- Items from a data source:
# # # # #

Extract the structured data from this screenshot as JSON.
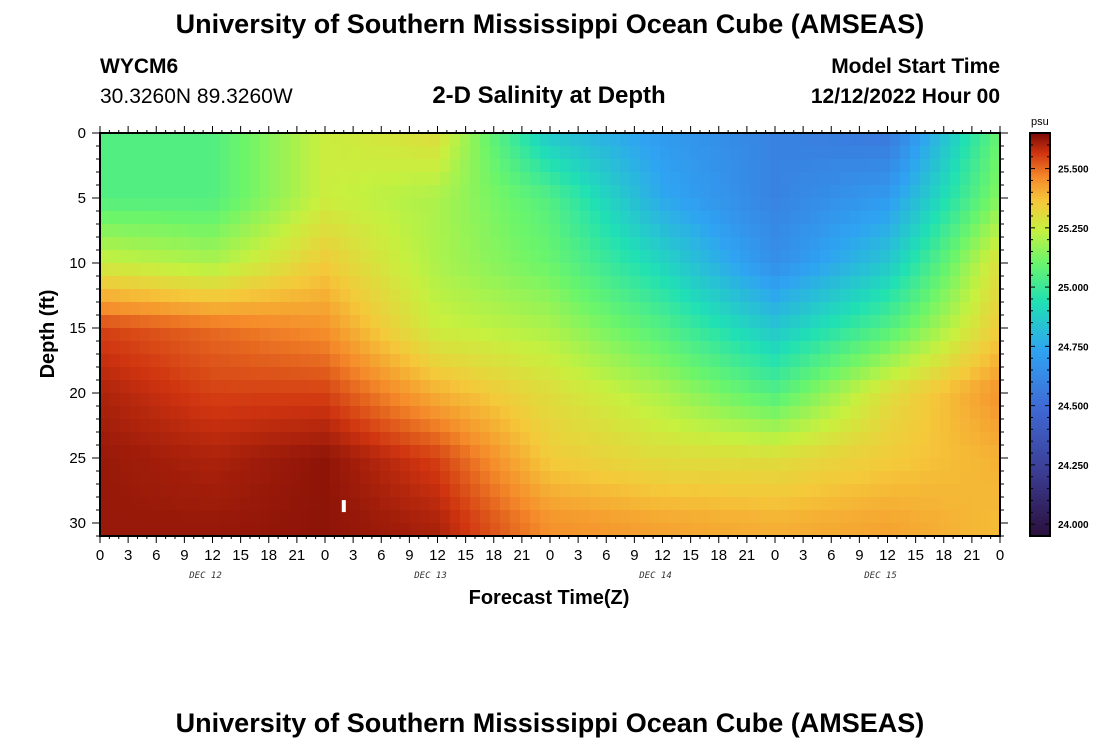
{
  "header": {
    "title": "University of Southern Mississippi Ocean Cube (AMSEAS)",
    "station_id": "WYCM6",
    "station_coords": "30.3260N  89.3260W",
    "subtitle": "2-D Salinity at Depth",
    "model_start_label": "Model Start Time",
    "model_start_value": "12/12/2022 Hour 00"
  },
  "footer": {
    "title": "University of Southern Mississippi Ocean Cube (AMSEAS)"
  },
  "chart_data": {
    "type": "heatmap",
    "title": "2-D Salinity at Depth",
    "xlabel": "Forecast Time(Z)",
    "ylabel": "Depth (ft)",
    "x_hours": [
      0,
      12,
      24,
      36,
      48,
      60,
      72,
      84,
      96
    ],
    "y_depth_ft": [
      0,
      5,
      10,
      15,
      20,
      25,
      30
    ],
    "xlim": [
      0,
      96
    ],
    "ylim": [
      0,
      31
    ],
    "y_inverted": true,
    "x_tick_labels": [
      "0",
      "3",
      "6",
      "9",
      "12",
      "15",
      "18",
      "21",
      "0",
      "3",
      "6",
      "9",
      "12",
      "15",
      "18",
      "21",
      "0",
      "3",
      "6",
      "9",
      "12",
      "15",
      "18",
      "21",
      "0",
      "3",
      "6",
      "9",
      "12",
      "15",
      "18",
      "21",
      "0"
    ],
    "y_tick_labels": [
      "0",
      "5",
      "10",
      "15",
      "20",
      "25",
      "30"
    ],
    "day_labels": [
      "DEC 12",
      "DEC 13",
      "DEC 14",
      "DEC 15"
    ],
    "values_psu": [
      [
        25.05,
        25.05,
        25.25,
        25.3,
        24.85,
        24.7,
        24.6,
        24.55,
        25.1
      ],
      [
        25.05,
        25.05,
        25.25,
        25.2,
        25.05,
        24.75,
        24.6,
        24.7,
        25.15
      ],
      [
        25.25,
        25.2,
        25.35,
        25.2,
        25.1,
        24.9,
        24.65,
        24.85,
        25.3
      ],
      [
        25.55,
        25.5,
        25.45,
        25.25,
        25.2,
        25.05,
        24.85,
        25.05,
        25.35
      ],
      [
        25.6,
        25.55,
        25.55,
        25.4,
        25.3,
        25.2,
        25.05,
        25.3,
        25.45
      ],
      [
        25.62,
        25.6,
        25.63,
        25.55,
        25.35,
        25.3,
        25.3,
        25.35,
        25.4
      ],
      [
        25.62,
        25.62,
        25.63,
        25.6,
        25.45,
        25.42,
        25.4,
        25.42,
        25.38
      ]
    ],
    "colorbar": {
      "unit": "psu",
      "min": 23.95,
      "max": 25.65,
      "ticks": [
        "25.500",
        "25.250",
        "25.000",
        "24.750",
        "24.500",
        "24.250",
        "24.000"
      ],
      "tick_values": [
        25.5,
        25.25,
        25.0,
        24.75,
        24.5,
        24.25,
        24.0
      ]
    },
    "marker": {
      "hour": 26,
      "depth_ft": 28.7
    }
  }
}
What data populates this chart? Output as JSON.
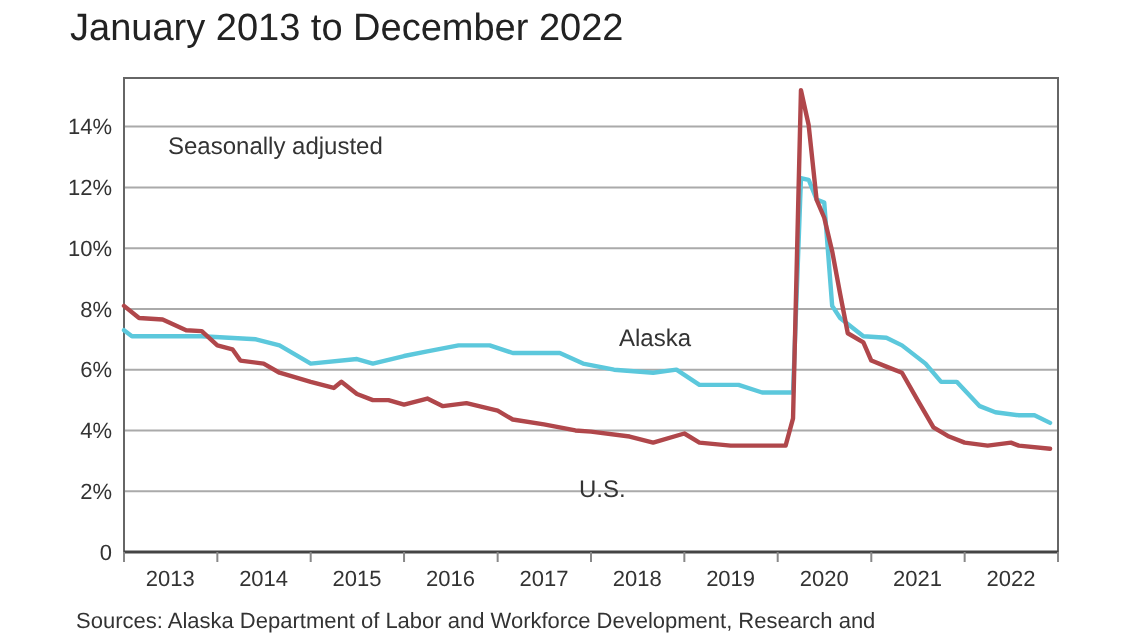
{
  "chart_data": {
    "type": "line",
    "title": "January 2013 to December 2022",
    "annotations": [
      "Seasonally adjusted",
      "Sources: Alaska Department of Labor and Workforce Development, Research and"
    ],
    "xlim": [
      "2013-01",
      "2023-01"
    ],
    "xticks": [
      {
        "value": "2013-01",
        "label": null
      },
      {
        "value": "2013-07",
        "label": "2013"
      },
      {
        "value": "2014-01",
        "label": null
      },
      {
        "value": "2014-07",
        "label": "2014"
      },
      {
        "value": "2015-01",
        "label": null
      },
      {
        "value": "2015-07",
        "label": "2015"
      },
      {
        "value": "2016-01",
        "label": null
      },
      {
        "value": "2016-07",
        "label": "2016"
      },
      {
        "value": "2017-01",
        "label": null
      },
      {
        "value": "2017-07",
        "label": "2017"
      },
      {
        "value": "2018-01",
        "label": null
      },
      {
        "value": "2018-07",
        "label": "2018"
      },
      {
        "value": "2019-01",
        "label": null
      },
      {
        "value": "2019-07",
        "label": "2019"
      },
      {
        "value": "2020-01",
        "label": null
      },
      {
        "value": "2020-07",
        "label": "2020"
      },
      {
        "value": "2021-01",
        "label": null
      },
      {
        "value": "2021-07",
        "label": "2021"
      },
      {
        "value": "2022-01",
        "label": null
      },
      {
        "value": "2022-07",
        "label": "2022"
      },
      {
        "value": "2023-01",
        "label": null
      }
    ],
    "ylim": [
      0,
      15.6
    ],
    "yticks": [
      0,
      {
        "value": 2,
        "label": "2%"
      },
      {
        "value": 4,
        "label": "4%"
      },
      {
        "value": 6,
        "label": "6%"
      },
      {
        "value": 8,
        "label": "8%"
      },
      {
        "value": 10,
        "label": "10%"
      },
      {
        "value": 12,
        "label": "12%"
      },
      {
        "value": 14,
        "label": "14%"
      }
    ],
    "grid": "y",
    "legend": false,
    "series": [
      {
        "name": "Alaska",
        "color": "#5cc8dc",
        "x": [
          "2013-01",
          "2013-02",
          "2013-11",
          "2014-06",
          "2014-09",
          "2015-01",
          "2015-07",
          "2015-09",
          "2016-01",
          "2016-04",
          "2016-08",
          "2016-12",
          "2017-03",
          "2017-09",
          "2017-12",
          "2018-04",
          "2018-09",
          "2018-12",
          "2019-03",
          "2019-08",
          "2019-11",
          "2020-03",
          "2020-04",
          "2020-05",
          "2020-06",
          "2020-07",
          "2020-08",
          "2020-09",
          "2020-11",
          "2020-12",
          "2021-03",
          "2021-05",
          "2021-08",
          "2021-10",
          "2021-12",
          "2022-03",
          "2022-05",
          "2022-08",
          "2022-10",
          "2022-12"
        ],
        "values": [
          7.3,
          7.1,
          7.1,
          7.0,
          6.8,
          6.2,
          6.35,
          6.2,
          6.45,
          6.6,
          6.8,
          6.8,
          6.55,
          6.55,
          6.2,
          6.0,
          5.9,
          6.0,
          5.5,
          5.5,
          5.25,
          5.25,
          12.3,
          12.25,
          11.6,
          11.5,
          8.1,
          7.7,
          7.3,
          7.1,
          7.05,
          6.8,
          6.2,
          5.6,
          5.6,
          4.8,
          4.6,
          4.5,
          4.5,
          4.25
        ]
      },
      {
        "name": "U.S.",
        "color": "#b0474b",
        "x": [
          "2013-01",
          "2013-03",
          "2013-06",
          "2013-09",
          "2013-11",
          "2014-01",
          "2014-03",
          "2014-04",
          "2014-07",
          "2014-09",
          "2015-01",
          "2015-04",
          "2015-05",
          "2015-07",
          "2015-09",
          "2015-11",
          "2016-01",
          "2016-04",
          "2016-06",
          "2016-09",
          "2017-01",
          "2017-03",
          "2017-07",
          "2017-11",
          "2018-01",
          "2018-06",
          "2018-09",
          "2019-01",
          "2019-03",
          "2019-07",
          "2019-11",
          "2020-02",
          "2020-03",
          "2020-04",
          "2020-05",
          "2020-06",
          "2020-07",
          "2020-08",
          "2020-09",
          "2020-10",
          "2020-12",
          "2021-01",
          "2021-03",
          "2021-05",
          "2021-07",
          "2021-09",
          "2021-11",
          "2022-01",
          "2022-04",
          "2022-07",
          "2022-08",
          "2022-12"
        ],
        "values": [
          8.1,
          7.7,
          7.65,
          7.3,
          7.27,
          6.8,
          6.67,
          6.3,
          6.2,
          5.9,
          5.6,
          5.4,
          5.6,
          5.2,
          5.0,
          5.0,
          4.85,
          5.05,
          4.8,
          4.9,
          4.65,
          4.36,
          4.2,
          4.0,
          3.96,
          3.8,
          3.6,
          3.9,
          3.6,
          3.5,
          3.5,
          3.5,
          4.4,
          15.2,
          14.05,
          11.6,
          11.0,
          9.9,
          8.5,
          7.2,
          6.9,
          6.3,
          6.1,
          5.9,
          5.0,
          4.1,
          3.8,
          3.6,
          3.5,
          3.6,
          3.5,
          3.4
        ]
      }
    ]
  }
}
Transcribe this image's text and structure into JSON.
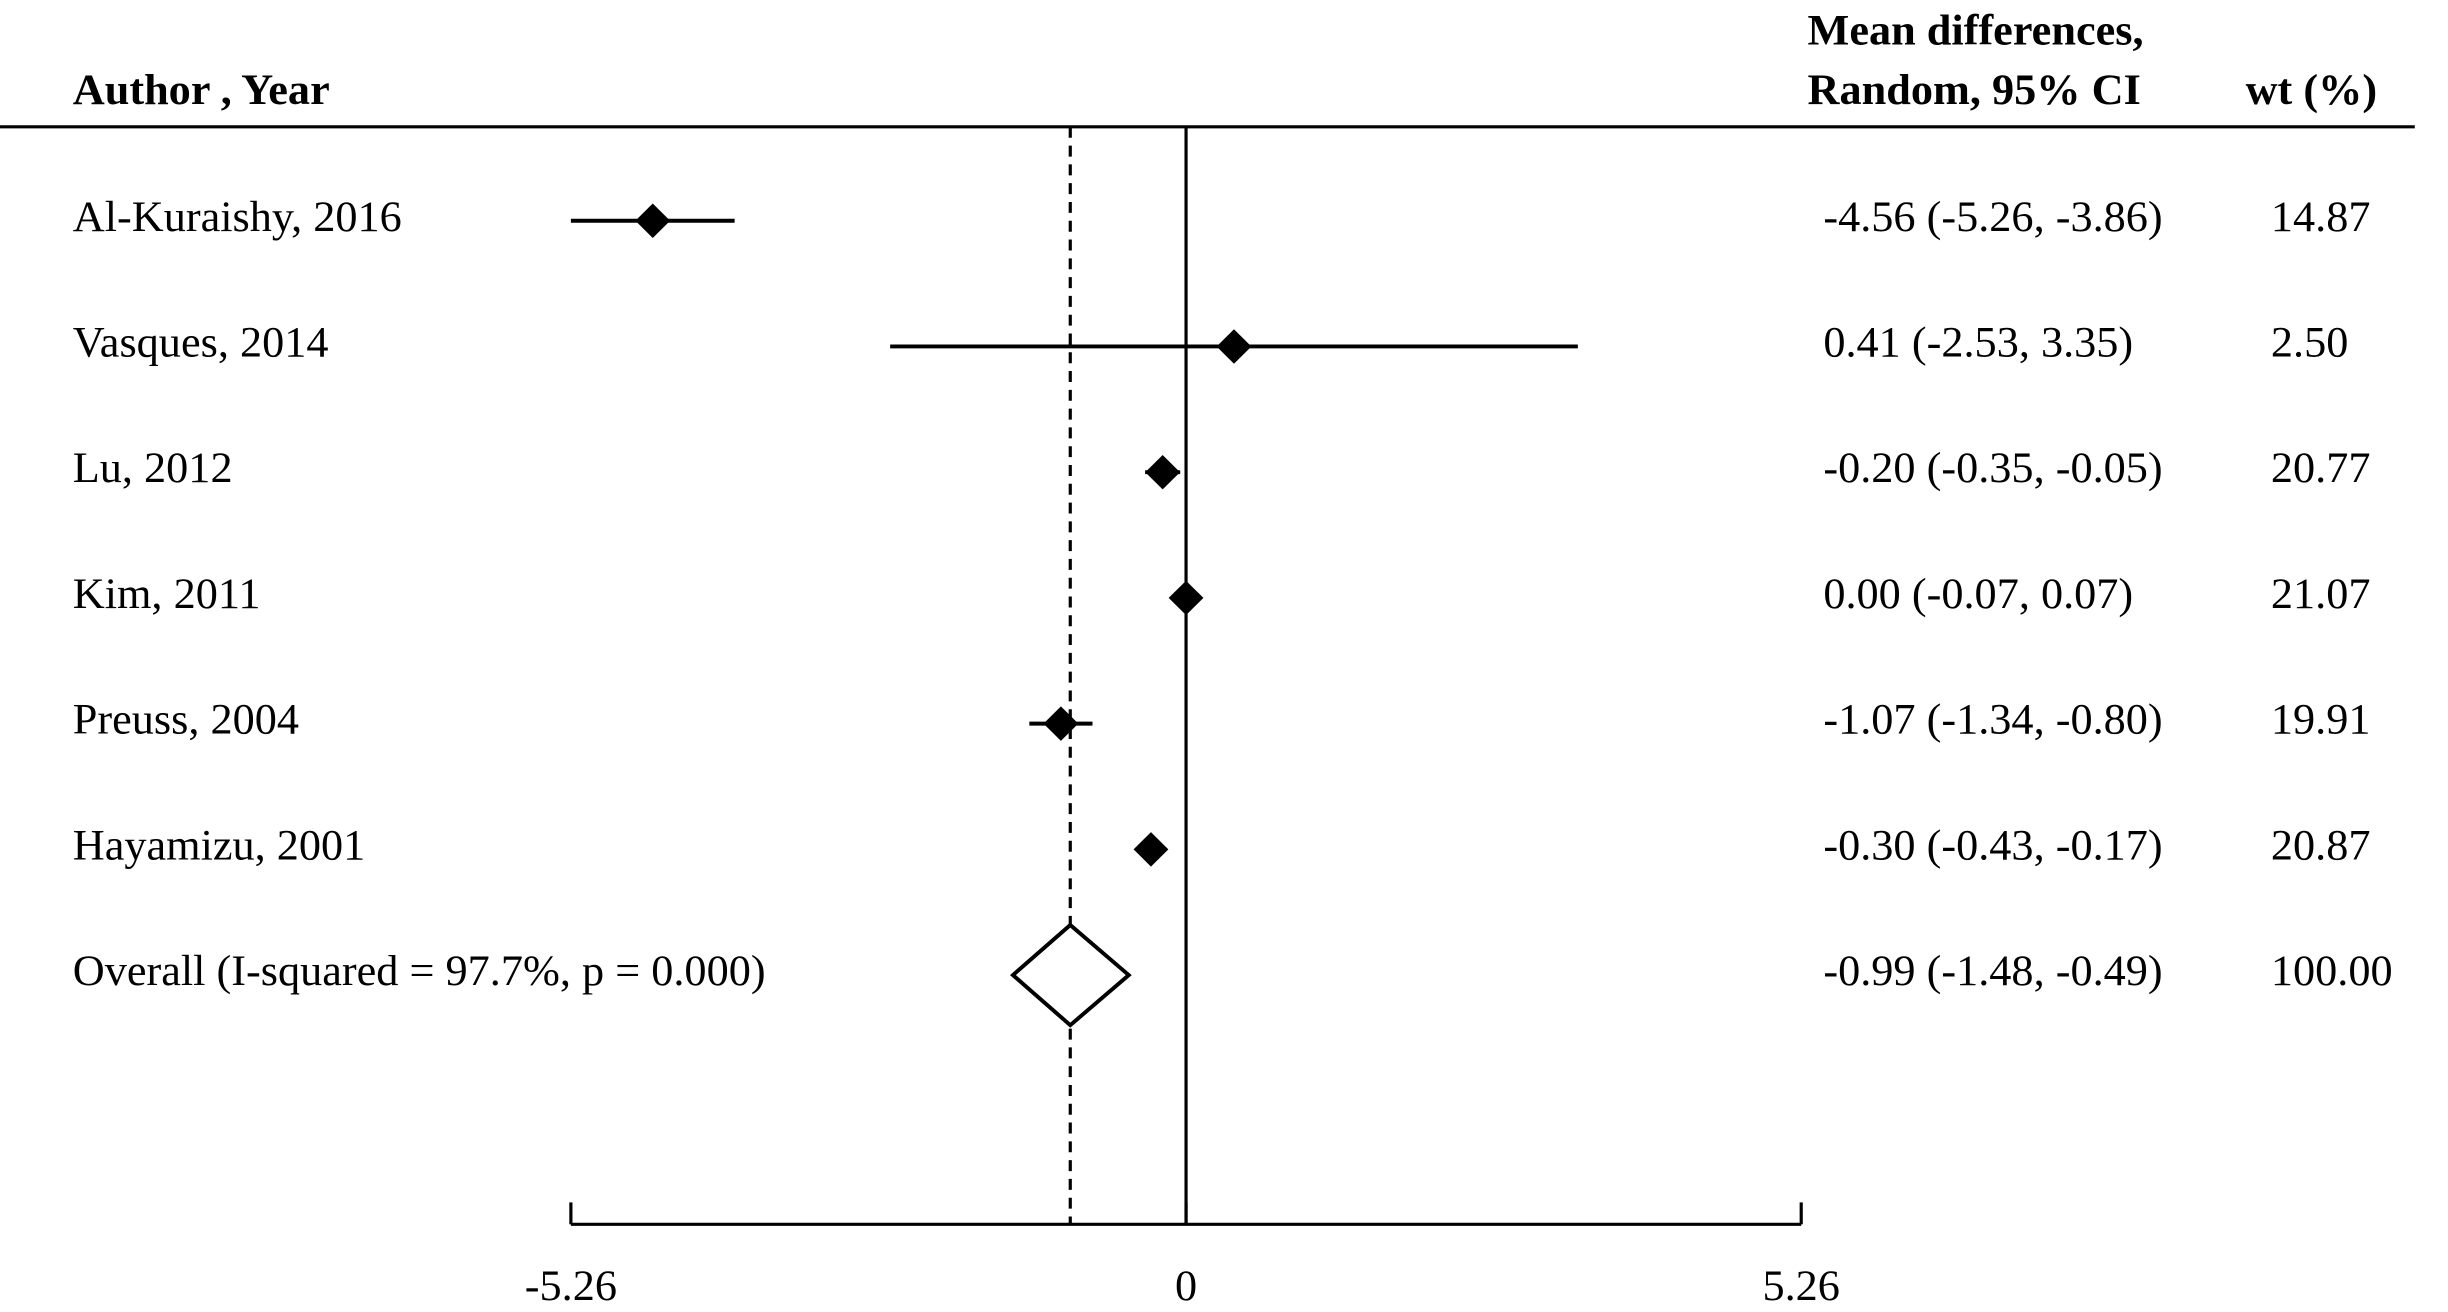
{
  "chart_data": {
    "type": "forest",
    "columns": {
      "study": "Author , Year",
      "effect": [
        "Mean differences,",
        "Random, 95% CI"
      ],
      "weight": "wt (%)"
    },
    "studies": [
      {
        "label": "Al-Kuraishy, 2016",
        "mean": -4.56,
        "lower": -5.26,
        "upper": -3.86,
        "ci_label": "-4.56 (-5.26, -3.86)",
        "weight": "14.87"
      },
      {
        "label": "Vasques, 2014",
        "mean": 0.41,
        "lower": -2.53,
        "upper": 3.35,
        "ci_label": "0.41 (-2.53, 3.35)",
        "weight": "2.50"
      },
      {
        "label": "Lu, 2012",
        "mean": -0.2,
        "lower": -0.35,
        "upper": -0.05,
        "ci_label": "-0.20 (-0.35, -0.05)",
        "weight": "20.77"
      },
      {
        "label": "Kim, 2011",
        "mean": 0.0,
        "lower": -0.07,
        "upper": 0.07,
        "ci_label": "0.00 (-0.07, 0.07)",
        "weight": "21.07"
      },
      {
        "label": "Preuss, 2004",
        "mean": -1.07,
        "lower": -1.34,
        "upper": -0.8,
        "ci_label": "-1.07 (-1.34, -0.80)",
        "weight": "19.91"
      },
      {
        "label": "Hayamizu, 2001",
        "mean": -0.3,
        "lower": -0.43,
        "upper": -0.17,
        "ci_label": "-0.30 (-0.43, -0.17)",
        "weight": "20.87"
      }
    ],
    "overall": {
      "label": "Overall  (I-squared = 97.7%, p = 0.000)",
      "mean": -0.99,
      "lower": -1.48,
      "upper": -0.49,
      "ci_label": "-0.99 (-1.48, -0.49)",
      "weight": "100.00"
    },
    "null_line": 0,
    "color": "#000000",
    "xlim": [
      -5.26,
      5.26
    ],
    "xticks": [
      -5.26,
      0,
      5.26
    ]
  }
}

# # # # #

- What to work on: Among the entries above, how many lines include the word "Salinity"? Give the number with no comment.

- Result: 2